Dataset rows start

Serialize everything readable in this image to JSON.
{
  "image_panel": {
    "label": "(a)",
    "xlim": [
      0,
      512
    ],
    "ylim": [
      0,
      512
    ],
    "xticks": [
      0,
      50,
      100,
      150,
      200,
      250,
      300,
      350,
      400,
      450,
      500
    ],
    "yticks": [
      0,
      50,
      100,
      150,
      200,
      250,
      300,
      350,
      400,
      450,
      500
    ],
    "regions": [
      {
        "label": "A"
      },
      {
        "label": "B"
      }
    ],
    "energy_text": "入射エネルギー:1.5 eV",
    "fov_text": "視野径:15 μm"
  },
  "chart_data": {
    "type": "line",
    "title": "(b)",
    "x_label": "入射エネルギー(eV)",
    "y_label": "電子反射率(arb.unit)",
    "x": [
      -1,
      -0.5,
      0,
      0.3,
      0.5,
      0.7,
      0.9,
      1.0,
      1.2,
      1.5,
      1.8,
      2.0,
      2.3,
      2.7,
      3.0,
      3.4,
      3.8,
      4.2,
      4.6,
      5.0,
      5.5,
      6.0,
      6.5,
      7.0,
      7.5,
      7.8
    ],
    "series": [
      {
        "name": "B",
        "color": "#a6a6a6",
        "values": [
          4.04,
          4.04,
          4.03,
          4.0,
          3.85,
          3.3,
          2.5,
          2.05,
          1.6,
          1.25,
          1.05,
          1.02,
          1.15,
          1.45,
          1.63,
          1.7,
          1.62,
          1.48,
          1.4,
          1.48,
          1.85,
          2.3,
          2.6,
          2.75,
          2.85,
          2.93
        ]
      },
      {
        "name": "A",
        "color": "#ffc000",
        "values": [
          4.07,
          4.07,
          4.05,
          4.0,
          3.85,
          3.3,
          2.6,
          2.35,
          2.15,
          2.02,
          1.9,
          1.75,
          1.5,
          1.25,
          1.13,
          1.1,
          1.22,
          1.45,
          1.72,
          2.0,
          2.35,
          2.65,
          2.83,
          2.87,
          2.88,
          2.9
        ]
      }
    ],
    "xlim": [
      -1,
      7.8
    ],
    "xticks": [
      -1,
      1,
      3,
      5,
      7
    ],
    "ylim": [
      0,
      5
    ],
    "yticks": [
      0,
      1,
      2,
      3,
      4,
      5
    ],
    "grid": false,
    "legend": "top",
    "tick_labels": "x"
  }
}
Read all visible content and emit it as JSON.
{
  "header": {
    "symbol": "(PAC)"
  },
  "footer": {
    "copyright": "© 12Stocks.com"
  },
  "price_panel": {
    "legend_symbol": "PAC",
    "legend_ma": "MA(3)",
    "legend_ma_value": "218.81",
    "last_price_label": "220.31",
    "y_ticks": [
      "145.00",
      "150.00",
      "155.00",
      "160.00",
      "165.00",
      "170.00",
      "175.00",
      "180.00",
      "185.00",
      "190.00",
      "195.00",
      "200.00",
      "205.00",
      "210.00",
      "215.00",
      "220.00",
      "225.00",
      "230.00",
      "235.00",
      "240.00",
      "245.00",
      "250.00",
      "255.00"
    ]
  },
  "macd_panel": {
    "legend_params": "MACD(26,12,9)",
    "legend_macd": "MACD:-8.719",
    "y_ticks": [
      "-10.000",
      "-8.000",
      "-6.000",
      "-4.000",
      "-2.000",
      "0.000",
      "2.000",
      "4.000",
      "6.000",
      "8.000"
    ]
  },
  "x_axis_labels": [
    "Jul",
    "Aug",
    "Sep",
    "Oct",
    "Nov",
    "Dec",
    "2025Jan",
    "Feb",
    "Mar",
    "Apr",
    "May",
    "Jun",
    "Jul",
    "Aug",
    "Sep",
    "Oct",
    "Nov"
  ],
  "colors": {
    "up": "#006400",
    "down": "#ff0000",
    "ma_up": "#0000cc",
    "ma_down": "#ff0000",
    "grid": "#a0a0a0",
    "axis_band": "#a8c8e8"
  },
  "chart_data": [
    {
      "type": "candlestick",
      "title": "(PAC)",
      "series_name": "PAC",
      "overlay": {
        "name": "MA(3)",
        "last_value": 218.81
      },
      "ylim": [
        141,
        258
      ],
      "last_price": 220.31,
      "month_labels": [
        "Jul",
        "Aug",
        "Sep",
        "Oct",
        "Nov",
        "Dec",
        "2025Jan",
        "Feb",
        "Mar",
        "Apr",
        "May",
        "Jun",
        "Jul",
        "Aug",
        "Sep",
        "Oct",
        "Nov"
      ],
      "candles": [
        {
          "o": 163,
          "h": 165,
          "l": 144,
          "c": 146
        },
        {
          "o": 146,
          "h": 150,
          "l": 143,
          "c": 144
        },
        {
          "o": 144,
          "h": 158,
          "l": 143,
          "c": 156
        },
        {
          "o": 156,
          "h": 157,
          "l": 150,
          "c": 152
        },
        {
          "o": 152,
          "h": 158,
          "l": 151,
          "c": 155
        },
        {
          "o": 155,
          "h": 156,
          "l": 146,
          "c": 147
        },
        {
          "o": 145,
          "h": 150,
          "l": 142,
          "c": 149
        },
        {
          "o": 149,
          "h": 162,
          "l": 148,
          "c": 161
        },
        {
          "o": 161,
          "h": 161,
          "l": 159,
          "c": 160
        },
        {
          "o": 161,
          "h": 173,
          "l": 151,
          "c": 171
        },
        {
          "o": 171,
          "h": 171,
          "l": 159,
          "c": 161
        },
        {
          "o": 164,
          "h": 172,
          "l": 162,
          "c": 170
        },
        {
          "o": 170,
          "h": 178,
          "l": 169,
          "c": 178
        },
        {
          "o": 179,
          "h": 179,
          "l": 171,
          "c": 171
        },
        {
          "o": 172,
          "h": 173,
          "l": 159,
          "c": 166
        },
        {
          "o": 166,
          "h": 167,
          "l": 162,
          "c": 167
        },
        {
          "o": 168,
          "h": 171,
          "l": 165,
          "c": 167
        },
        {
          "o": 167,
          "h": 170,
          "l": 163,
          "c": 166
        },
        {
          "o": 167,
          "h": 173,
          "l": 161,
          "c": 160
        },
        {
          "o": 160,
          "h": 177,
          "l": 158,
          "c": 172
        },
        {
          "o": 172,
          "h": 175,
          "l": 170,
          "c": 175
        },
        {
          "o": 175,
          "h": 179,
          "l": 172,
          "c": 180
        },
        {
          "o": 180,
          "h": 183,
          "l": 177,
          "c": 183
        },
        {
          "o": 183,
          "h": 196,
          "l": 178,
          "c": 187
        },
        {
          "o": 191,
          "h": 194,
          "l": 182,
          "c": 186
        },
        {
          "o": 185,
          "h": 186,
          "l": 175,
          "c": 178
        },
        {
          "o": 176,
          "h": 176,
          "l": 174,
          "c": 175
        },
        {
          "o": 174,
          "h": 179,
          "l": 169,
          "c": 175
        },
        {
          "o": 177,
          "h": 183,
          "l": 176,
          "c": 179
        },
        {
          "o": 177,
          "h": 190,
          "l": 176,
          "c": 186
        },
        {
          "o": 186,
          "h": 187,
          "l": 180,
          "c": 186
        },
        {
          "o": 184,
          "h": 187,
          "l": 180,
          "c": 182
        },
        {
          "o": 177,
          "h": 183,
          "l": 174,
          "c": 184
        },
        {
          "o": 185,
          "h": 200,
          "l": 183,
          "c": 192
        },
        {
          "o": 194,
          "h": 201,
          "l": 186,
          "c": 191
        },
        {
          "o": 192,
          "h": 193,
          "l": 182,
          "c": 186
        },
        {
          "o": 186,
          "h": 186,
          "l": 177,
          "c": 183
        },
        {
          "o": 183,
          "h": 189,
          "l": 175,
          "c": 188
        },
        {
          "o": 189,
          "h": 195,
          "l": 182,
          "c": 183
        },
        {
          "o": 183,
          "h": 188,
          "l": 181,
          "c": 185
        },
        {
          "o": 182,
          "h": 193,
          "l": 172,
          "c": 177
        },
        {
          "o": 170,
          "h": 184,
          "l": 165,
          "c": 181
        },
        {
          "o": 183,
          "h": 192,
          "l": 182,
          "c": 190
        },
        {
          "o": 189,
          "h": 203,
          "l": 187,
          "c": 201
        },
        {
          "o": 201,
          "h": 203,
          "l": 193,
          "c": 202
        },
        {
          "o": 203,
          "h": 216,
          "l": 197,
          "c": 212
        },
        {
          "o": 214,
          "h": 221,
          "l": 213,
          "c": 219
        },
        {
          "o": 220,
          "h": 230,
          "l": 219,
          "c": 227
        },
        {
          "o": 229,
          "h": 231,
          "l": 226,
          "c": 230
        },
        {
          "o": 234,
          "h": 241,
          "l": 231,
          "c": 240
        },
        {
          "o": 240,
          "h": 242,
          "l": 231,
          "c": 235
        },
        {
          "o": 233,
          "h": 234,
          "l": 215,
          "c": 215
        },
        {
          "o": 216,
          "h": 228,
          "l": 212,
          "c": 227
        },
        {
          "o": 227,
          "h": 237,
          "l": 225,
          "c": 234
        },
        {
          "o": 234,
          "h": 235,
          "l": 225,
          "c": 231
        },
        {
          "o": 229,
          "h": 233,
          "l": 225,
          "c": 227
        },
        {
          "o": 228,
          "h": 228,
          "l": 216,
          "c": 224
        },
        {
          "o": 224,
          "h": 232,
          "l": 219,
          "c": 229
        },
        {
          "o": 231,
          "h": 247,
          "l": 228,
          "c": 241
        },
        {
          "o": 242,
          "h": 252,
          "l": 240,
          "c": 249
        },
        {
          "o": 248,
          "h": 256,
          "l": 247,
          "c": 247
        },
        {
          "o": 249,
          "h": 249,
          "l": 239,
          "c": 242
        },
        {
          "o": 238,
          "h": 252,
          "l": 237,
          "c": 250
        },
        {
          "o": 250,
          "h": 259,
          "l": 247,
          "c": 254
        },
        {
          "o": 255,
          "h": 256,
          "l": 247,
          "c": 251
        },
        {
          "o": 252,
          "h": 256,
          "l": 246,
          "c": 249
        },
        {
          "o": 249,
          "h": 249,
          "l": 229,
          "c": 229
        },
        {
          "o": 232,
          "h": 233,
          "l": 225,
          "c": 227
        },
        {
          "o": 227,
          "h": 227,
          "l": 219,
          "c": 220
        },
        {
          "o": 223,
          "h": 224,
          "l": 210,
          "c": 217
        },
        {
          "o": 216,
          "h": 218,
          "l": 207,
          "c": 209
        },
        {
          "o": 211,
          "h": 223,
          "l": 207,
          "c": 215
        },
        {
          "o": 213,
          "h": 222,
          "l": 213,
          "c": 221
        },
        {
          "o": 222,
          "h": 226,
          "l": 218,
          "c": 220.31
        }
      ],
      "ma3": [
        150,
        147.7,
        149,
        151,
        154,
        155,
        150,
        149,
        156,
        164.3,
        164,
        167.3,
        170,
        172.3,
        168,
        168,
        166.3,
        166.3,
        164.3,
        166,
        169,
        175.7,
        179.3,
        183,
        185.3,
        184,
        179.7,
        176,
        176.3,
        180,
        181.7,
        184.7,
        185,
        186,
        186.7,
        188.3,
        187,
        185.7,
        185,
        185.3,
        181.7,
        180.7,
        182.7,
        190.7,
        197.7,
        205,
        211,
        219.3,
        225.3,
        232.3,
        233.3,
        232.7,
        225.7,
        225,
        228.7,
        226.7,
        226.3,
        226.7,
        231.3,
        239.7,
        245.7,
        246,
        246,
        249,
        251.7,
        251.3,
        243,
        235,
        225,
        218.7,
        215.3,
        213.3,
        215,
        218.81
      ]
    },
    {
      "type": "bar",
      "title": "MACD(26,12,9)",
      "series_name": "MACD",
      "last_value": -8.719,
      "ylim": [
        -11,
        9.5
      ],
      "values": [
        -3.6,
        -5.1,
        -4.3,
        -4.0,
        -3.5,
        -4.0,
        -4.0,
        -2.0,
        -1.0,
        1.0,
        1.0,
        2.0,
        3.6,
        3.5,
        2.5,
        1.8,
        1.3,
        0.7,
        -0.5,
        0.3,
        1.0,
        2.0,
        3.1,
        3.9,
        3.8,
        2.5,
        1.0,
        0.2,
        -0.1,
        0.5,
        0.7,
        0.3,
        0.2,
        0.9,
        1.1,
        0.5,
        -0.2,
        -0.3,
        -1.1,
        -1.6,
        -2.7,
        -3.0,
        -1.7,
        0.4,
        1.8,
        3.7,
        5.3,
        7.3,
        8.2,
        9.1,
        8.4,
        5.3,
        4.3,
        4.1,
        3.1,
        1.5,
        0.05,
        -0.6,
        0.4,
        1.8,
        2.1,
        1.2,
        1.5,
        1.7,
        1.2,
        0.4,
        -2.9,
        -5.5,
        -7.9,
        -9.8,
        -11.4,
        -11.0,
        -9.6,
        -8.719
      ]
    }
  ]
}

Dataset rows end

What is expected
Search the records for the word "JSON". Copy every line that has it.

Solution to this problem
Serialize everything readable in this image to JSON.
Read all visible content and emit it as JSON.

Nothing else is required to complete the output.